§ TASK BRIEF
Reproduce the seminar announcement about Einstein's black hole below in full, word for word.

Einstein's black hole

Seminar Speaker: Jeroen van Dongen (University of Amsterdam)
Friday, October 28, 2022 - 14:00 to 15:00
Hall A, Arts Building, Maynooth University North Campus (+Zoom)

In September 1939, the paper that is now celebrated as the seed of the modern conception of a black hole was published by Robert Oppenheimer and his student Hartland Snyder: in it, they argued that a star may collapse without ever reaching a new equilibrium state, beyond its gravitational radius; it will become so dense that not even light emitted at its surface will escape.  Just one month after Oppenheimer and Snyder’s paper appeared, Albert Einstein authored another article in which he argued that there was a limit to how much matter could be concentrated in a spacetime, and that as a consequence no “Schwarzschild singularity” would ever appear in nature.

Did Einstein intend to argue against Oppenheimer and Snyder, without even citing their work?
Did he even know of their paper, or is it a coincidence that the papers appeared so close to one another?

§ DATASET EXTRACT
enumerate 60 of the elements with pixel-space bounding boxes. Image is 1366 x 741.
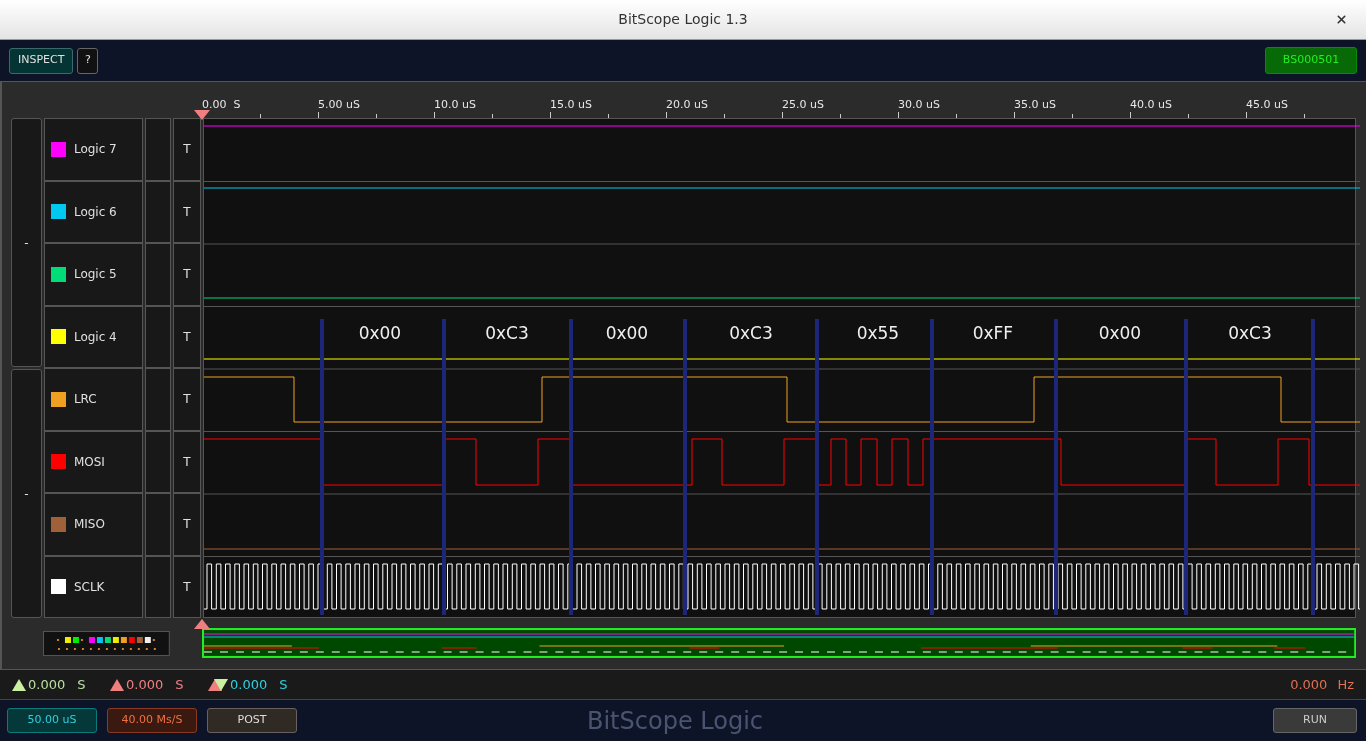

§ SOLUTION TO THE EXERCISE
Einstein's black hole

Seminar Speaker: Jeroen van Dongen (University of Amsterdam)
Friday, October 28, 2022 - 14:00 to 15:00
Hall A, Arts Building, Maynooth University North Campus (+Zoom)

In September 1939, the paper that is now celebrated as the seed of the modern conception of a black hole was published by Robert Oppenheimer and his student Hartland Snyder: in it, they argued that a star may collapse without ever reaching a new equilibrium state, beyond its gravitational radius; it will become so dense that not even light emitted at its surface will escape.  Just one month after Oppenheimer and Snyder’s paper appeared, Albert Einstein authored another article in which he argued that there was a limit to how much matter could be concentrated in a spacetime, and that as a consequence no “Schwarzschild singularity” would ever appear in nature.

Did Einstein intend to argue against Oppenheimer and Snyder, without even citing their work?
Did he even know of their paper, or is it a coincidence that the papers appeared so close to one another?